EXTRACT TO READ
*** Begin section ***

= Model State Emergency Health Powers Act =

Public health act

The Model State Emergency Health Powers Act (MSEHPA) is a public health act originally drafted by the Centers for Disease Control and Prevention to aid the United States' state legislatures in revising their public health laws to control epidemics and respond to bioterrorism.
The CDC's draft was revised by the Center for Law and the Public's Health, a collaboration between Georgetown University and Johns Hopkins University. By December 21, 2001, the act was released to state legislatures for review and approval.
Critics immediately charged that the MSEHPA failed to protect the general public from abuses arising from the tremendous powers it would grant individual states in an emergency. The MSEHPA provisions also went beyond the scope of addressing bioterrorism while disregarding medical privacy standards. As of August 1, 2011, forty states have passed various forms of MSEHPA legislation.

==Draft==
The initial public health emergency proposal was drafted by the CDC in 1999. Still in the CDC's draft form, Lawrence O. Gostin, an attorney and professor at Georgetown University in Washington, D.C. began reworking the document during the anthrax letter attacks in 2001, using funds provided by the CDC. Gostin's produced a preliminary draft on October 23, before releasing a second draft in December 2001. Gostin stated that it took him three to four weeks to prepare the act.

The preliminary draft named the National Governors Association, the National Conference of State Legislatures, the National Association of Attorneys General, the Association of State and Territorial Health Officials, and the National Association of County and City Health Officials as collaborators without Gostin contacting them. The second draft, dated December 21, 2001, made the revised statement on its title page that the law was a "draft for discussion … to assist" those organizations.

==Criticism==
The Association of American Physicians and Surgeons claimed that the draft used sweeping language to the extent that it "could turn governors into dictators" since the MSEHPA gave governors the authority to declare public health emergencies, and afterward force vaccinations on the general public without their informed consent. The deployment of state National Guards could be used to administer the vaccines or substances. Legal liabilities for drug companies which manufactured the vaccines and/or substances were removed. ACT-UP/San Francisco protested the MSEHPA, stating it was a potential assault on gay men who could be rounded up en masse as vectors of disease, and the leaders of ACT-UP were jailed for three months on anti-terrorism charges for their protest.

*** End section ***

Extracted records
*** Begin section ***

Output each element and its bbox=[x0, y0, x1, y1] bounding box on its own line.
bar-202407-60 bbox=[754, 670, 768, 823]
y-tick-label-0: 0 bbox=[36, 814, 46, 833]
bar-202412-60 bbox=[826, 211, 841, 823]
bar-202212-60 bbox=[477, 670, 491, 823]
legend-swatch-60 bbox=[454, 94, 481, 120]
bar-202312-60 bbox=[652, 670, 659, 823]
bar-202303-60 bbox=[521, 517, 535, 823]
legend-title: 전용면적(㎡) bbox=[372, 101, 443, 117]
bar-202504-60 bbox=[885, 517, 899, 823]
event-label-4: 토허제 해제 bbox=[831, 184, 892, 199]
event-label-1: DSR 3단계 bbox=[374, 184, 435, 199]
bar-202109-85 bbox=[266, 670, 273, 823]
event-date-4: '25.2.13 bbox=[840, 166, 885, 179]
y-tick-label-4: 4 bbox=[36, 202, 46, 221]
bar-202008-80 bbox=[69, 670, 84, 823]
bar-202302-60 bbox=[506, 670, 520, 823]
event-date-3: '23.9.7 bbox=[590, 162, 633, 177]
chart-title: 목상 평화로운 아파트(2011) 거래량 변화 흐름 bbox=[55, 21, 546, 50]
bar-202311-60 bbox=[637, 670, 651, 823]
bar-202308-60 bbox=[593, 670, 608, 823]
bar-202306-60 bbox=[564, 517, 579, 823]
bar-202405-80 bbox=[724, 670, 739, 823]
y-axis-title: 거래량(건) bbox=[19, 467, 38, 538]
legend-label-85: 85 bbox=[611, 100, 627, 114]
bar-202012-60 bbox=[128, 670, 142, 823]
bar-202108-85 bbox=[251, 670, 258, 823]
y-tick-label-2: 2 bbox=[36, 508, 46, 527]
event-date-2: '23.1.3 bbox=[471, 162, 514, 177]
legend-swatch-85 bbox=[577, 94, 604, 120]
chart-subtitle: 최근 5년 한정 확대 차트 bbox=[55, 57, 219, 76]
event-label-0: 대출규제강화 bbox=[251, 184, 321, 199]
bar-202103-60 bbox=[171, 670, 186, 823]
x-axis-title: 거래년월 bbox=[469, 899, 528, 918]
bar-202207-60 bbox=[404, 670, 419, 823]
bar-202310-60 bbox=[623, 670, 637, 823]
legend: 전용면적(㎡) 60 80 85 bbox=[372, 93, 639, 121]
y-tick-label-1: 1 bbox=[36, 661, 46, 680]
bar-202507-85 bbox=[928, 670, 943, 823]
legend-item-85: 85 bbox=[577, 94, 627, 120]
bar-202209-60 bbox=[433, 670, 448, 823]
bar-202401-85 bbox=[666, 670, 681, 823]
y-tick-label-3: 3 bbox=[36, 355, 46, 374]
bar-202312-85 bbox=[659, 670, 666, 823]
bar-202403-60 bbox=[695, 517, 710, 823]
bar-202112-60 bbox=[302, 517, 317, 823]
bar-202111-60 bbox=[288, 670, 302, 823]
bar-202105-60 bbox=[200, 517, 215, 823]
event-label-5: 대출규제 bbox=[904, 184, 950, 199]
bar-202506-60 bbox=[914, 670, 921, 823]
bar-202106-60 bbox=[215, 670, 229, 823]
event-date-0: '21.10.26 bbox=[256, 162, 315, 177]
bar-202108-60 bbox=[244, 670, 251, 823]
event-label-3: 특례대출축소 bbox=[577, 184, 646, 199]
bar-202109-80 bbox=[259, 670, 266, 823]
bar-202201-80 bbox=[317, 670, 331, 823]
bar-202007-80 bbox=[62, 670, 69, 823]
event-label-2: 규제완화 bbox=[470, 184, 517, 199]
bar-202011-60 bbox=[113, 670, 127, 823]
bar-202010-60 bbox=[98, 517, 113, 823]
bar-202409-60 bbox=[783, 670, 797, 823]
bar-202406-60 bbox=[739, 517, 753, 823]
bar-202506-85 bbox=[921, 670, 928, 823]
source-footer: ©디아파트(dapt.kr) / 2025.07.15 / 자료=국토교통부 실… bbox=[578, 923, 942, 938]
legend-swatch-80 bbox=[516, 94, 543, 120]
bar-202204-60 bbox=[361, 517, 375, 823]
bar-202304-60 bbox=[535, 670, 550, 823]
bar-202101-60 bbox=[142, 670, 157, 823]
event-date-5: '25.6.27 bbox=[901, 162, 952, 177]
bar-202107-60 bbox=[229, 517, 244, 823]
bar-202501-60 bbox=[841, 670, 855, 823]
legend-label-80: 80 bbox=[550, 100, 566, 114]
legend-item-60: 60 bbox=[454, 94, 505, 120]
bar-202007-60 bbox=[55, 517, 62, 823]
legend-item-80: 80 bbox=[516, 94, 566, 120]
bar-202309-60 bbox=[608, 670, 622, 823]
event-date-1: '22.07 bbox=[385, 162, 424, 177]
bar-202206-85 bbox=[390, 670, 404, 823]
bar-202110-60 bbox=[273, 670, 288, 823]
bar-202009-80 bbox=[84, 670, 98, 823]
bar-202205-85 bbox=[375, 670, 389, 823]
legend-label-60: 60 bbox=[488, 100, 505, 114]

*** End section ***

TASK INSTRUCTIONS
• 1. Answer these questions from the MSEHPA text:
(a) Which agency originally drafted the act?
(b) As of August 1, 2011, how many states had passed various forms of MSEHPA legislation?
(c) How long did Gostin say it took him to prepare the act?
• 2. Reproduce the passage of the MSEHPA text that opens with the words "The Model State" and closes with "of MSEHPA legislation.".
Rely solely on the MSEHPA text.

EXPECTED RESULTS
• 1.
(a) The Centers for Disease Control and Prevention
(b) Forty
(c) Three to four weeks

• 2.
The Model State Emergency Health Powers Act (MSEHPA) is a public health act originally drafted by the Centers for Disease Control and Prevention to aid the United States' state legislatures in revising their public health laws to control epidemics and respond to bioterrorism.
The CDC's draft was revised by the Center for Law and the Public's Health, a collaboration between Georgetown University and Johns Hopkins University. By December 21, 2001, the act was released to state legislatures for review and approval.
Critics immediately charged that the MSEHPA failed to protect the general public from abuses arising from the tremendous powers it would grant individual states in an emergency. The MSEHPA provisions also went beyond the scope of addressing bioterrorism while disregarding medical privacy standards. As of August 1, 2011, forty states have passed various forms of MSEHPA legislation.